**Exercise**.
All of the records below must be output exactly, with no pictures carried over.

**Dataset entries**.
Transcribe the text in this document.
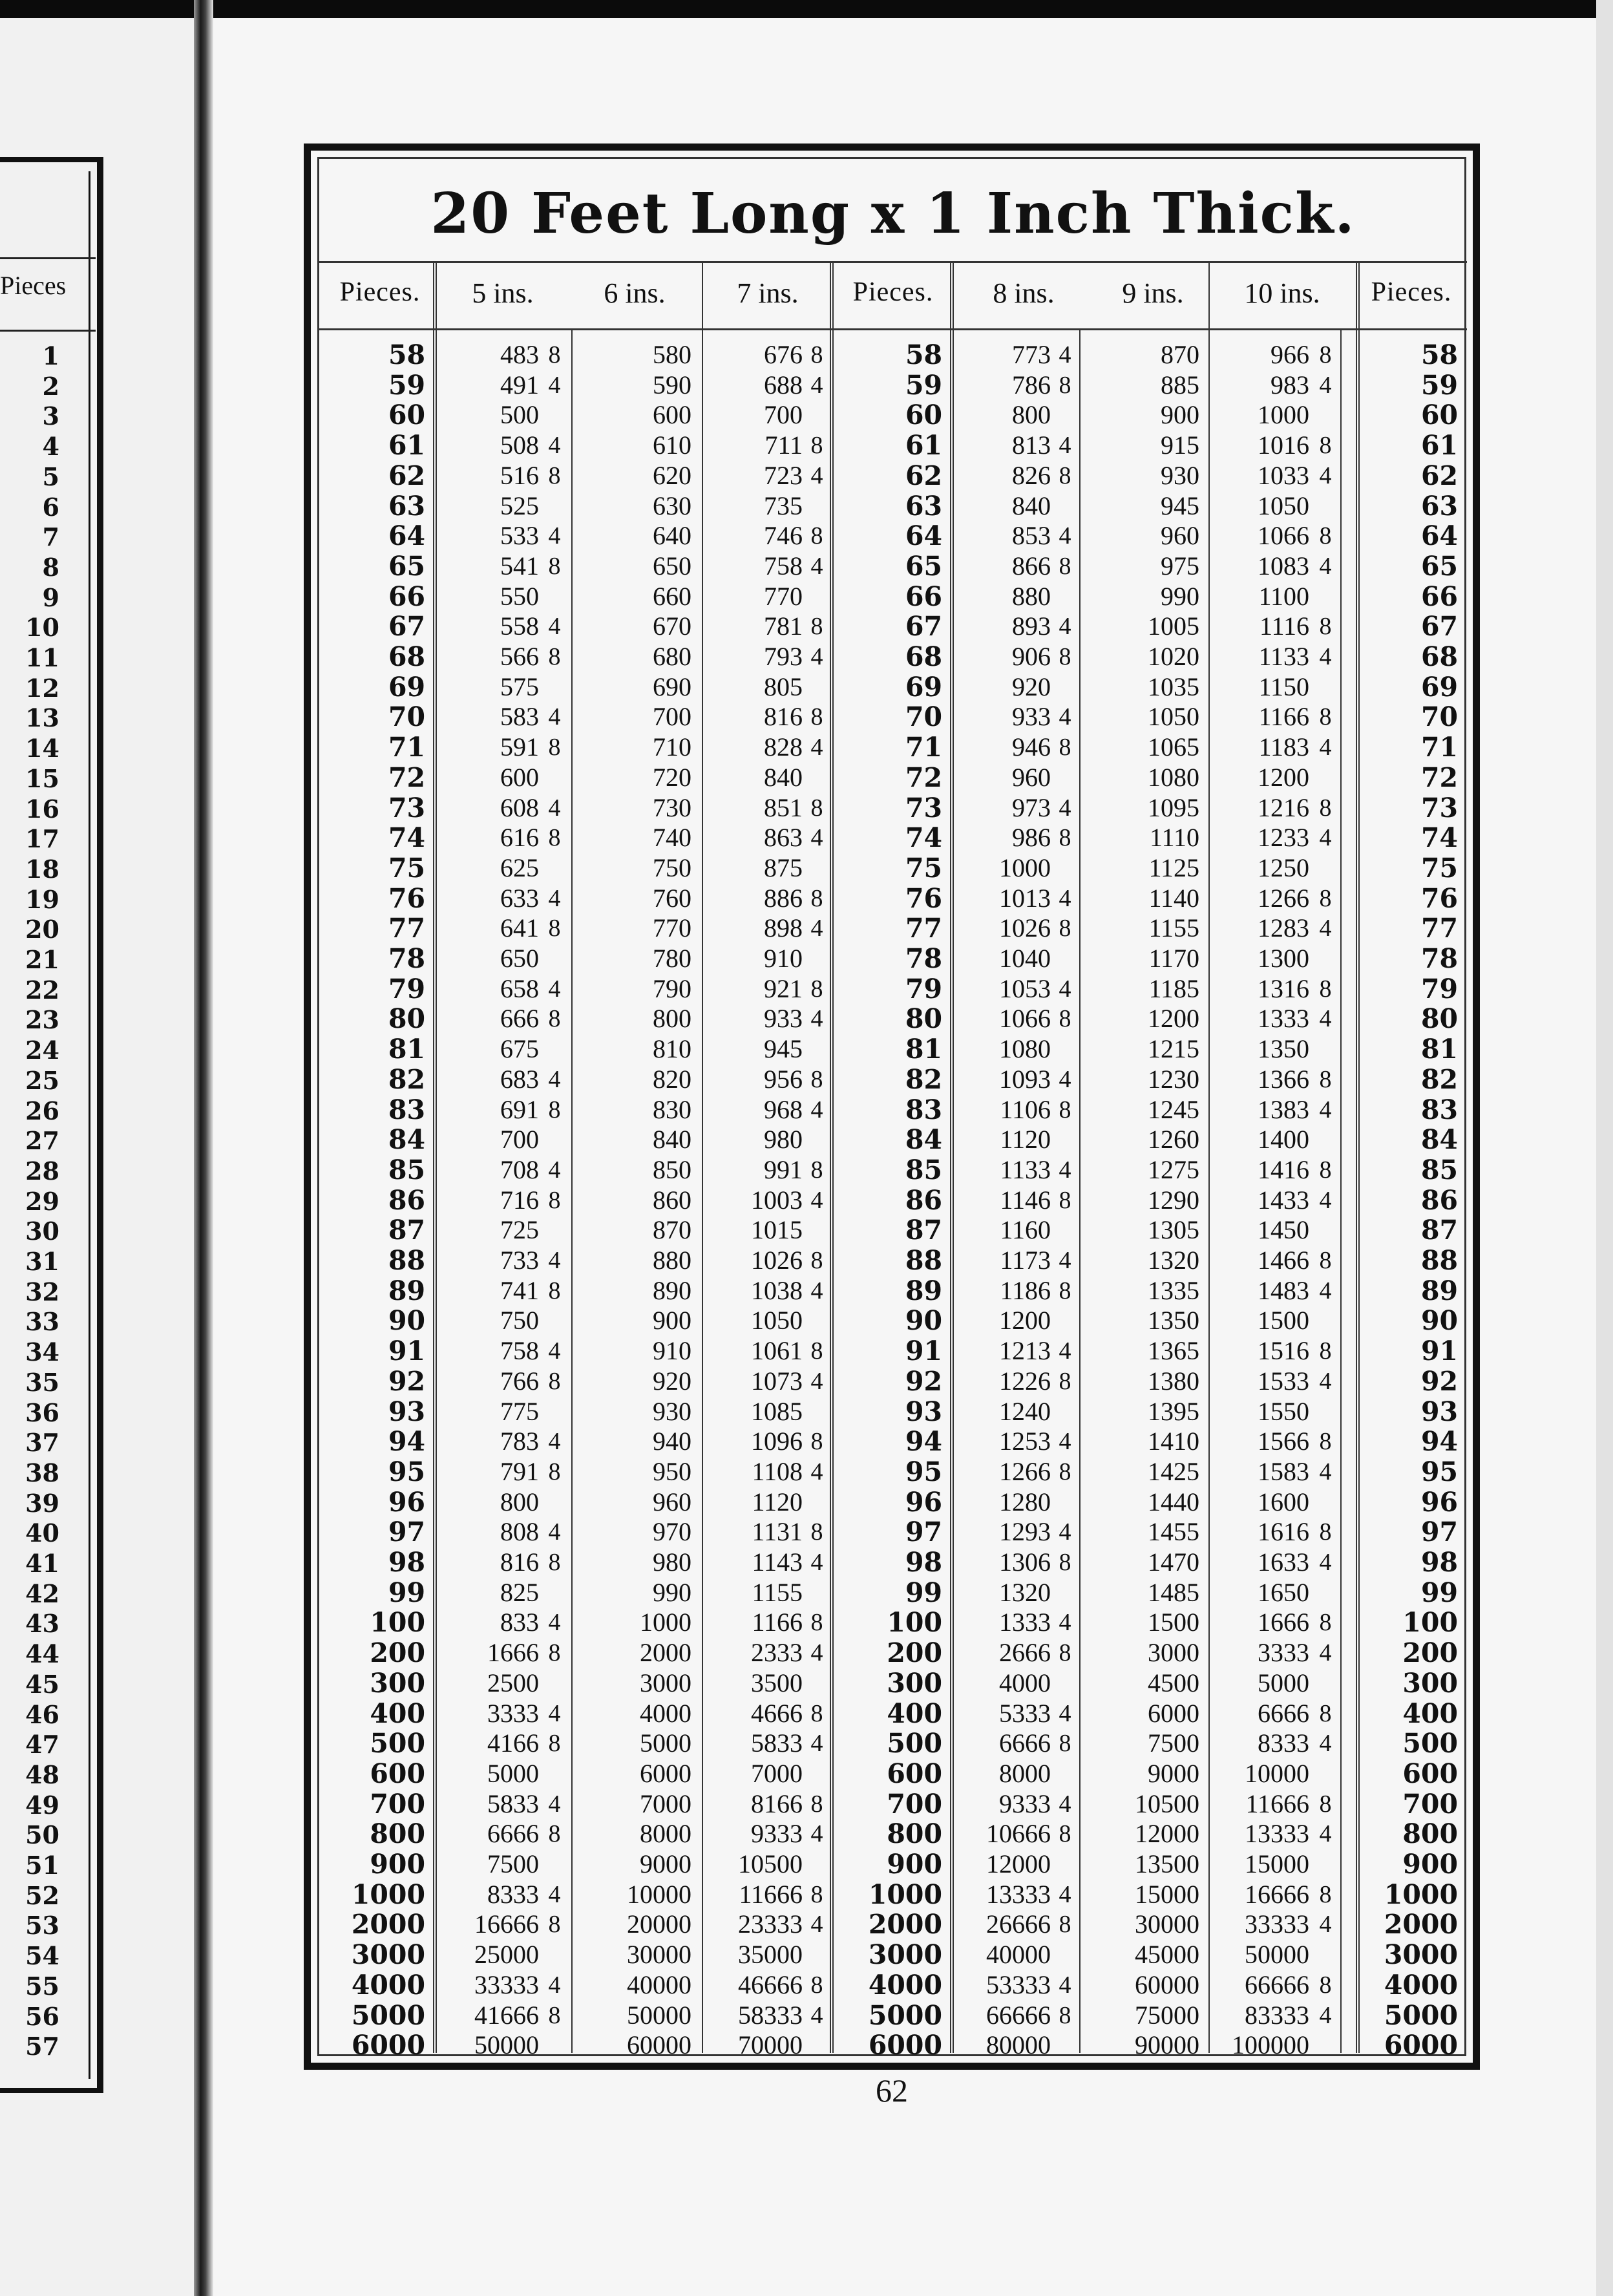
Pieces
1
2
3
4
5
6
7
8
9
10
11
12
13
14
15
16
17
18
19
20
21
22
23
24
25
26
27
28
29
30
31
32
33
34
35
36
37
38
39
40
41
42
43
44
45
46
47
48
49
50
51
52
53
54
55
56
57
20 Feet Long x 1 Inch Thick.
Pieces.	5 ins.	6 ins.	7 ins.	Pieces.	8 ins.	9 ins.	10 ins.	Pieces.
58	483 8	580	676 8	58	773 4	870	966 8	58
59	491 4	590	688 4	59	786 8	885	983 4	59
60	500	600	700	60	800	900	1000	60
61	508 4	610	711 8	61	813 4	915	1016 8	61
62	516 8	620	723 4	62	826 8	930	1033 4	62
63	525	630	735	63	840	945	1050	63
64	533 4	640	746 8	64	853 4	960	1066 8	64
65	541 8	650	758 4	65	866 8	975	1083 4	65
66	550	660	770	66	880	990	1100	66
67	558 4	670	781 8	67	893 4	1005	1116 8	67
68	566 8	680	793 4	68	906 8	1020	1133 4	68
69	575	690	805	69	920	1035	1150	69
70	583 4	700	816 8	70	933 4	1050	1166 8	70
71	591 8	710	828 4	71	946 8	1065	1183 4	71
72	600	720	840	72	960	1080	1200	72
73	608 4	730	851 8	73	973 4	1095	1216 8	73
74	616 8	740	863 4	74	986 8	1110	1233 4	74
75	625	750	875	75	1000	1125	1250	75
76	633 4	760	886 8	76	1013 4	1140	1266 8	76
77	641 8	770	898 4	77	1026 8	1155	1283 4	77
78	650	780	910	78	1040	1170	1300	78
79	658 4	790	921 8	79	1053 4	1185	1316 8	79
80	666 8	800	933 4	80	1066 8	1200	1333 4	80
81	675	810	945	81	1080	1215	1350	81
82	683 4	820	956 8	82	1093 4	1230	1366 8	82
83	691 8	830	968 4	83	1106 8	1245	1383 4	83
84	700	840	980	84	1120	1260	1400	84
85	708 4	850	991 8	85	1133 4	1275	1416 8	85
86	716 8	860	1003 4	86	1146 8	1290	1433 4	86
87	725	870	1015	87	1160	1305	1450	87
88	733 4	880	1026 8	88	1173 4	1320	1466 8	88
89	741 8	890	1038 4	89	1186 8	1335	1483 4	89
90	750	900	1050	90	1200	1350	1500	90
91	758 4	910	1061 8	91	1213 4	1365	1516 8	91
92	766 8	920	1073 4	92	1226 8	1380	1533 4	92
93	775	930	1085	93	1240	1395	1550	93
94	783 4	940	1096 8	94	1253 4	1410	1566 8	94
95	791 8	950	1108 4	95	1266 8	1425	1583 4	95
96	800	960	1120	96	1280	1440	1600	96
97	808 4	970	1131 8	97	1293 4	1455	1616 8	97
98	816 8	980	1143 4	98	1306 8	1470	1633 4	98
99	825	990	1155	99	1320	1485	1650	99
100	833 4	1000	1166 8	100	1333 4	1500	1666 8	100
200	1666 8	2000	2333 4	200	2666 8	3000	3333 4	200
300	2500	3000	3500	300	4000	4500	5000	300
400	3333 4	4000	4666 8	400	5333 4	6000	6666 8	400
500	4166 8	5000	5833 4	500	6666 8	7500	8333 4	500
600	5000	6000	7000	600	8000	9000	10000	600
700	5833 4	7000	8166 8	700	9333 4	10500	11666 8	700
800	6666 8	8000	9333 4	800	10666 8	12000	13333 4	800
900	7500	9000	10500	900	12000	13500	15000	900
1000	8333 4	10000	11666 8	1000	13333 4	15000	16666 8	1000
2000	16666 8	20000	23333 4	2000	26666 8	30000	33333 4	2000
3000	25000	30000	35000	3000	40000	45000	50000	3000
4000	33333 4	40000	46666 8	4000	53333 4	60000	66666 8	4000
5000	41666 8	50000	58333 4	5000	66666 8	75000	83333 4	5000
6000	50000	60000	70000	6000	80000	90000	100000	6000
62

**Task response**.
Transcribe the text in this document.
Pieces
1
2
3
4
5
6
7
8
9
10
11
12
13
14
15
16
17
18
19
20
21
22
23
24
25
26
27
28
29
30
31
32
33
34
35
36
37
38
39
40
41
42
43
44
45
46
47
48
49
50
51
52
53
54
55
56
57
20 Feet Long x 1 Inch Thick.
Pieces.	5 ins.	6 ins.	7 ins.	Pieces.	8 ins.	9 ins.	10 ins.	Pieces.
58	483 8	580	676 8	58	773 4	870	966 8	58
59	491 4	590	688 4	59	786 8	885	983 4	59
60	500	600	700	60	800	900	1000	60
61	508 4	610	711 8	61	813 4	915	1016 8	61
62	516 8	620	723 4	62	826 8	930	1033 4	62
63	525	630	735	63	840	945	1050	63
64	533 4	640	746 8	64	853 4	960	1066 8	64
65	541 8	650	758 4	65	866 8	975	1083 4	65
66	550	660	770	66	880	990	1100	66
67	558 4	670	781 8	67	893 4	1005	1116 8	67
68	566 8	680	793 4	68	906 8	1020	1133 4	68
69	575	690	805	69	920	1035	1150	69
70	583 4	700	816 8	70	933 4	1050	1166 8	70
71	591 8	710	828 4	71	946 8	1065	1183 4	71
72	600	720	840	72	960	1080	1200	72
73	608 4	730	851 8	73	973 4	1095	1216 8	73
74	616 8	740	863 4	74	986 8	1110	1233 4	74
75	625	750	875	75	1000	1125	1250	75
76	633 4	760	886 8	76	1013 4	1140	1266 8	76
77	641 8	770	898 4	77	1026 8	1155	1283 4	77
78	650	780	910	78	1040	1170	1300	78
79	658 4	790	921 8	79	1053 4	1185	1316 8	79
80	666 8	800	933 4	80	1066 8	1200	1333 4	80
81	675	810	945	81	1080	1215	1350	81
82	683 4	820	956 8	82	1093 4	1230	1366 8	82
83	691 8	830	968 4	83	1106 8	1245	1383 4	83
84	700	840	980	84	1120	1260	1400	84
85	708 4	850	991 8	85	1133 4	1275	1416 8	85
86	716 8	860	1003 4	86	1146 8	1290	1433 4	86
87	725	870	1015	87	1160	1305	1450	87
88	733 4	880	1026 8	88	1173 4	1320	1466 8	88
89	741 8	890	1038 4	89	1186 8	1335	1483 4	89
90	750	900	1050	90	1200	1350	1500	90
91	758 4	910	1061 8	91	1213 4	1365	1516 8	91
92	766 8	920	1073 4	92	1226 8	1380	1533 4	92
93	775	930	1085	93	1240	1395	1550	93
94	783 4	940	1096 8	94	1253 4	1410	1566 8	94
95	791 8	950	1108 4	95	1266 8	1425	1583 4	95
96	800	960	1120	96	1280	1440	1600	96
97	808 4	970	1131 8	97	1293 4	1455	1616 8	97
98	816 8	980	1143 4	98	1306 8	1470	1633 4	98
99	825	990	1155	99	1320	1485	1650	99
100	833 4	1000	1166 8	100	1333 4	1500	1666 8	100
200	1666 8	2000	2333 4	200	2666 8	3000	3333 4	200
300	2500	3000	3500	300	4000	4500	5000	300
400	3333 4	4000	4666 8	400	5333 4	6000	6666 8	400
500	4166 8	5000	5833 4	500	6666 8	7500	8333 4	500
600	5000	6000	7000	600	8000	9000	10000	600
700	5833 4	7000	8166 8	700	9333 4	10500	11666 8	700
800	6666 8	8000	9333 4	800	10666 8	12000	13333 4	800
900	7500	9000	10500	900	12000	13500	15000	900
1000	8333 4	10000	11666 8	1000	13333 4	15000	16666 8	1000
2000	16666 8	20000	23333 4	2000	26666 8	30000	33333 4	2000
3000	25000	30000	35000	3000	40000	45000	50000	3000
4000	33333 4	40000	46666 8	4000	53333 4	60000	66666 8	4000
5000	41666 8	50000	58333 4	5000	66666 8	75000	83333 4	5000
6000	50000	60000	70000	6000	80000	90000	100000	6000
62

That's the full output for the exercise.